Reproduce the listing below without any change.

* **MATERIAL SHOWN**:
__________________________________________________

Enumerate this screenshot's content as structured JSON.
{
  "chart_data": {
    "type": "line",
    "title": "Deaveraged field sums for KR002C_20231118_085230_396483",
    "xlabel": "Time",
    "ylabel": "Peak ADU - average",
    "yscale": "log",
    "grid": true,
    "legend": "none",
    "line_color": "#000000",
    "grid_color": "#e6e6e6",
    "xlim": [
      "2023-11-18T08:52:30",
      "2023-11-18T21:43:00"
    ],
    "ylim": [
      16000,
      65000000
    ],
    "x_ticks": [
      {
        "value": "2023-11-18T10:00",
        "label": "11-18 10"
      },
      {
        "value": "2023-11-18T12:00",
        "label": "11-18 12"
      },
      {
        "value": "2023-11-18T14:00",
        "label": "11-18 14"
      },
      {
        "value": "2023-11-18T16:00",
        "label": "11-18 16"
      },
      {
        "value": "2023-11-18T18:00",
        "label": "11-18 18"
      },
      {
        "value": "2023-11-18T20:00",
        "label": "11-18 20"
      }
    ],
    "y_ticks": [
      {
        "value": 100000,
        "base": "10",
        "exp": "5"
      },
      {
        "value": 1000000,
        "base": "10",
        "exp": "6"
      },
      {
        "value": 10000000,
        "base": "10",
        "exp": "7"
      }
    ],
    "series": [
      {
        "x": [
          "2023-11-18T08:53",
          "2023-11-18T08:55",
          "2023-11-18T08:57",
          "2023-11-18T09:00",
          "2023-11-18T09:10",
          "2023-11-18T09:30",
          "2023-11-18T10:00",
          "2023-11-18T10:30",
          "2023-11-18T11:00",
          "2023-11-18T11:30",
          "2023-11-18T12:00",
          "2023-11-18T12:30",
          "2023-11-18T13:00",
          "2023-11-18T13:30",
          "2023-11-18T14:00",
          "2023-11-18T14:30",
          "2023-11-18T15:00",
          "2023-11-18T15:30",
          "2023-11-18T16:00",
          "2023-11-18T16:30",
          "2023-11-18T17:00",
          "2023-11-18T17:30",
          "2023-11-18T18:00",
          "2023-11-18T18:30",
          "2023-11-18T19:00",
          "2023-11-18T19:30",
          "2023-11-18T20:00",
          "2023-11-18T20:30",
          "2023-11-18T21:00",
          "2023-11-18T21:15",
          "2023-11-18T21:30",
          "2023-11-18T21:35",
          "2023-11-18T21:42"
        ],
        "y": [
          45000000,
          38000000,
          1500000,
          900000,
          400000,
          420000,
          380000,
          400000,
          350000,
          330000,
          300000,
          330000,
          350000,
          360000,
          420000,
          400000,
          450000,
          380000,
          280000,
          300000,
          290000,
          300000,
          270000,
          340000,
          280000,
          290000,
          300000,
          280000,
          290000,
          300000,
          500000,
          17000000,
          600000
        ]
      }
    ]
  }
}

__________________________________________________

* **EXERCISE OUTPUT**:
Enumerate this screenshot's content as structured JSON.
{
  "chart_data": {
    "type": "line",
    "title": "Deaveraged field sums for KR002C_20231118_085230_396483",
    "xlabel": "Time",
    "ylabel": "Peak ADU - average",
    "yscale": "log",
    "grid": true,
    "legend": "none",
    "line_color": "#000000",
    "grid_color": "#e6e6e6",
    "xlim": [
      "2023-11-18T08:52:30",
      "2023-11-18T21:43:00"
    ],
    "ylim": [
      16000,
      65000000
    ],
    "x_ticks": [
      {
        "value": "2023-11-18T10:00",
        "label": "11-18 10"
      },
      {
        "value": "2023-11-18T12:00",
        "label": "11-18 12"
      },
      {
        "value": "2023-11-18T14:00",
        "label": "11-18 14"
      },
      {
        "value": "2023-11-18T16:00",
        "label": "11-18 16"
      },
      {
        "value": "2023-11-18T18:00",
        "label": "11-18 18"
      },
      {
        "value": "2023-11-18T20:00",
        "label": "11-18 20"
      }
    ],
    "y_ticks": [
      {
        "value": 100000,
        "base": "10",
        "exp": "5"
      },
      {
        "value": 1000000,
        "base": "10",
        "exp": "6"
      },
      {
        "value": 10000000,
        "base": "10",
        "exp": "7"
      }
    ],
    "series": [
      {
        "x": [
          "2023-11-18T08:53",
          "2023-11-18T08:55",
          "2023-11-18T08:57",
          "2023-11-18T09:00",
          "2023-11-18T09:10",
          "2023-11-18T09:30",
          "2023-11-18T10:00",
          "2023-11-18T10:30",
          "2023-11-18T11:00",
          "2023-11-18T11:30",
          "2023-11-18T12:00",
          "2023-11-18T12:30",
          "2023-11-18T13:00",
          "2023-11-18T13:30",
          "2023-11-18T14:00",
          "2023-11-18T14:30",
          "2023-11-18T15:00",
          "2023-11-18T15:30",
          "2023-11-18T16:00",
          "2023-11-18T16:30",
          "2023-11-18T17:00",
          "2023-11-18T17:30",
          "2023-11-18T18:00",
          "2023-11-18T18:30",
          "2023-11-18T19:00",
          "2023-11-18T19:30",
          "2023-11-18T20:00",
          "2023-11-18T20:30",
          "2023-11-18T21:00",
          "2023-11-18T21:15",
          "2023-11-18T21:30",
          "2023-11-18T21:35",
          "2023-11-18T21:42"
        ],
        "y": [
          45000000,
          38000000,
          1500000,
          900000,
          400000,
          420000,
          380000,
          400000,
          350000,
          330000,
          300000,
          330000,
          350000,
          360000,
          420000,
          400000,
          450000,
          380000,
          280000,
          300000,
          290000,
          300000,
          270000,
          340000,
          280000,
          290000,
          300000,
          280000,
          290000,
          300000,
          500000,
          17000000,
          600000
        ]
      }
    ]
  }
}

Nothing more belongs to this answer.